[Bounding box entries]
········

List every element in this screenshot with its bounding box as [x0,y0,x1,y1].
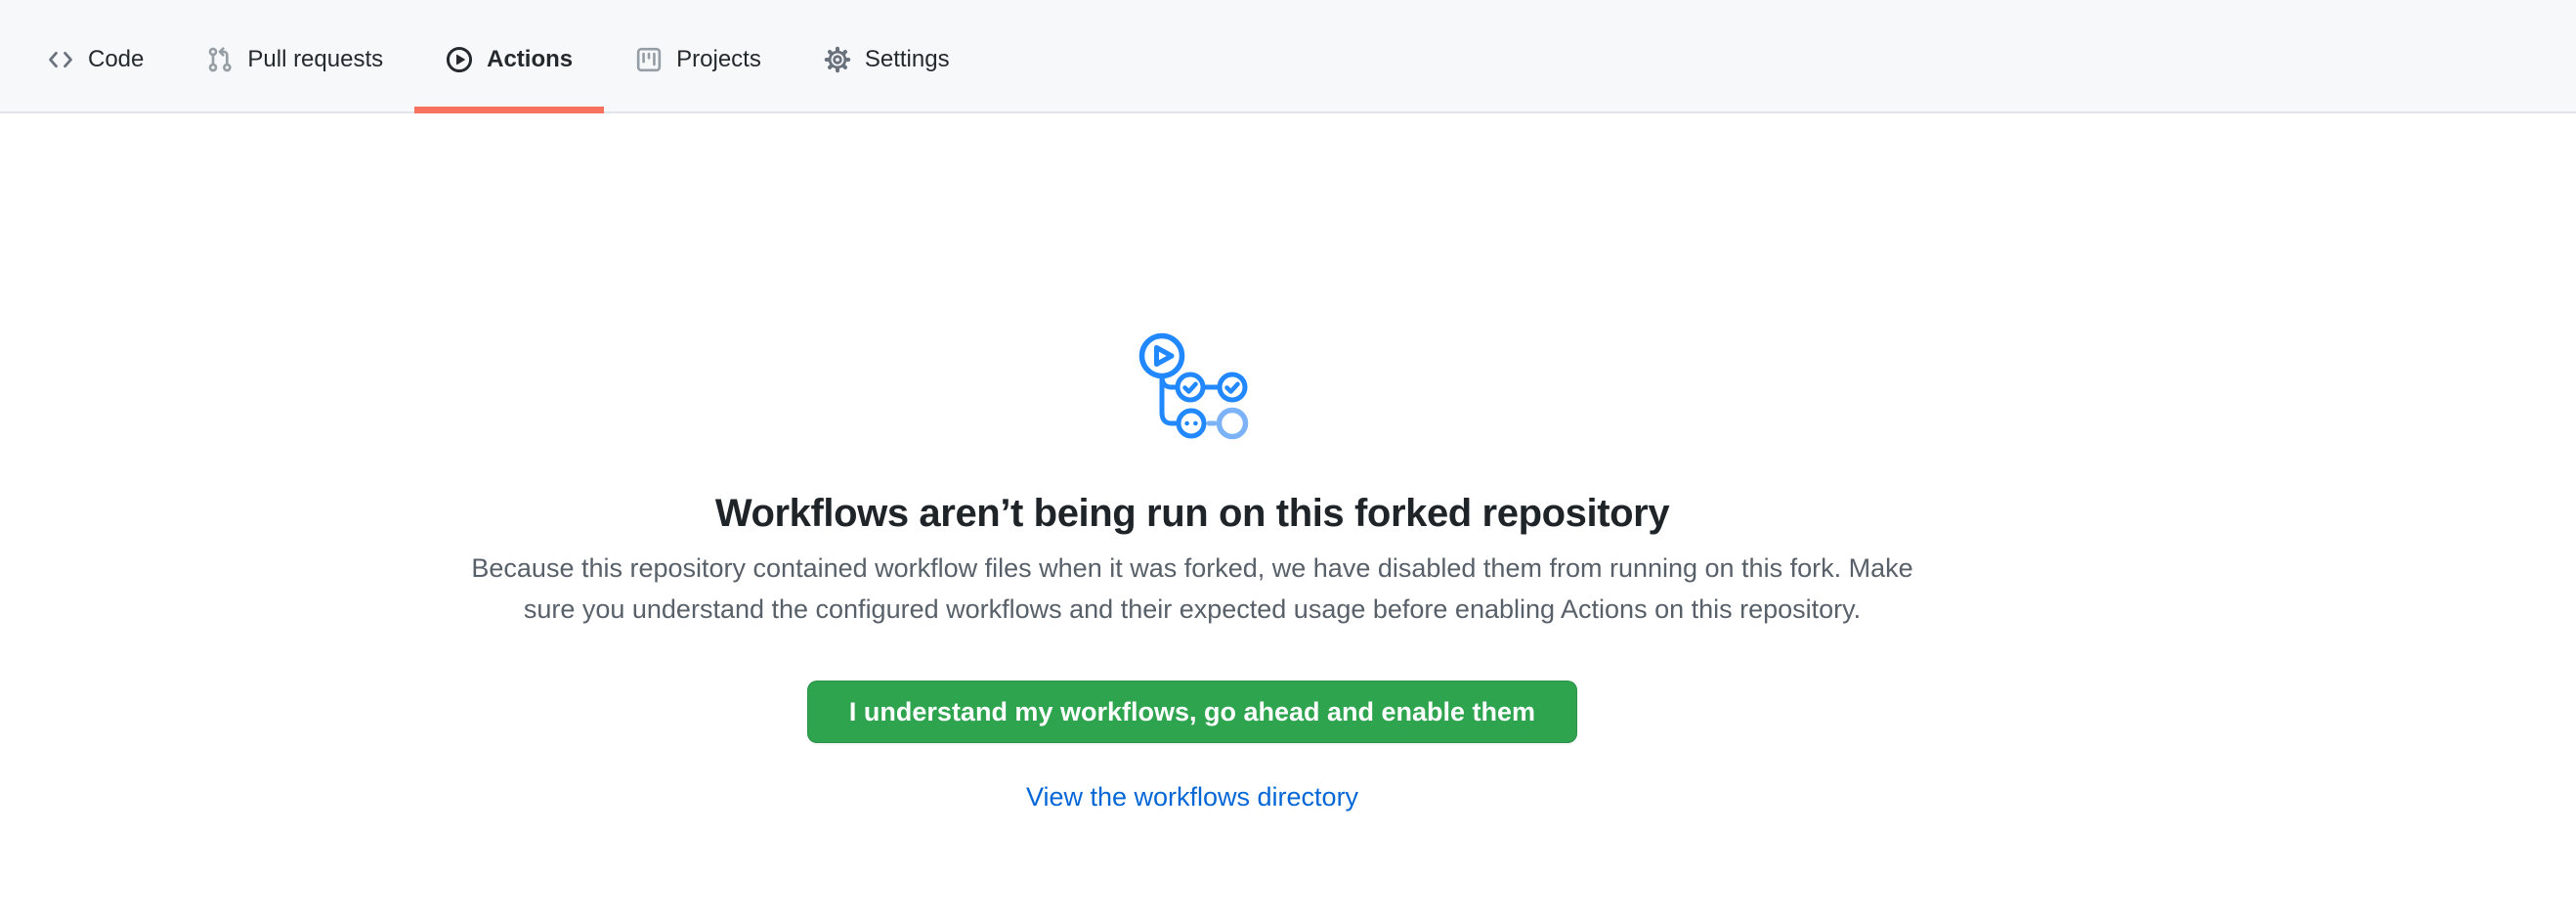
tab-label: Actions [487,48,573,71]
tab-actions[interactable]: Actions [414,0,604,111]
git-pull-request-icon [206,46,234,73]
tab-projects[interactable]: Projects [604,0,793,111]
view-workflows-directory-link[interactable]: View the workflows directory [1026,782,1358,812]
enable-workflows-button[interactable]: I understand my workflows, go ahead and … [807,681,1577,743]
description-line-1: Because this repository contained workfl… [0,548,2384,589]
tab-label: Pull requests [247,48,383,71]
play-circle-icon [446,46,473,73]
repo-tab-navigation: Code Pull requests Actions [0,0,2576,113]
tab-code[interactable]: Code [16,0,175,111]
tab-label: Code [88,48,144,71]
page-title: Workflows aren’t being run on this forke… [0,492,2384,536]
tab-label: Settings [865,48,950,71]
tab-pull-requests[interactable]: Pull requests [175,0,414,111]
tab-label: Projects [676,48,761,71]
gear-icon [824,46,851,73]
actions-disabled-blankslate: Workflows aren’t being run on this forke… [0,113,2384,813]
code-icon [47,46,74,73]
description-line-2: sure you understand the configured workf… [0,589,2384,630]
tab-settings[interactable]: Settings [793,0,981,111]
workflow-graph-icon [1135,329,1250,449]
project-icon [635,46,663,73]
blankslate-description: Because this repository contained workfl… [0,548,2384,630]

········

**What to work on:** Copy out every row above word for word, omitting the picture.

**Result of the exercise:**
List every element in this screenshot with its bounding box as [x0,y0,x1,y1].
tab-label: Actions [487,48,573,71]
tab-actions[interactable]: Actions [414,0,604,111]
git-pull-request-icon [206,46,234,73]
tab-projects[interactable]: Projects [604,0,793,111]
view-workflows-directory-link[interactable]: View the workflows directory [1026,782,1358,812]
enable-workflows-button[interactable]: I understand my workflows, go ahead and … [807,681,1577,743]
description-line-1: Because this repository contained workfl… [0,548,2384,589]
tab-label: Pull requests [247,48,383,71]
play-circle-icon [446,46,473,73]
repo-tab-navigation: Code Pull requests Actions [0,0,2576,113]
tab-code[interactable]: Code [16,0,175,111]
tab-label: Code [88,48,144,71]
page-title: Workflows aren’t being run on this forke… [0,492,2384,536]
tab-label: Settings [865,48,950,71]
tab-pull-requests[interactable]: Pull requests [175,0,414,111]
tab-label: Projects [676,48,761,71]
gear-icon [824,46,851,73]
actions-disabled-blankslate: Workflows aren’t being run on this forke… [0,113,2384,813]
code-icon [47,46,74,73]
description-line-2: sure you understand the configured workf… [0,589,2384,630]
tab-settings[interactable]: Settings [793,0,981,111]
workflow-graph-icon [1135,329,1250,449]
project-icon [635,46,663,73]
blankslate-description: Because this repository contained workfl… [0,548,2384,630]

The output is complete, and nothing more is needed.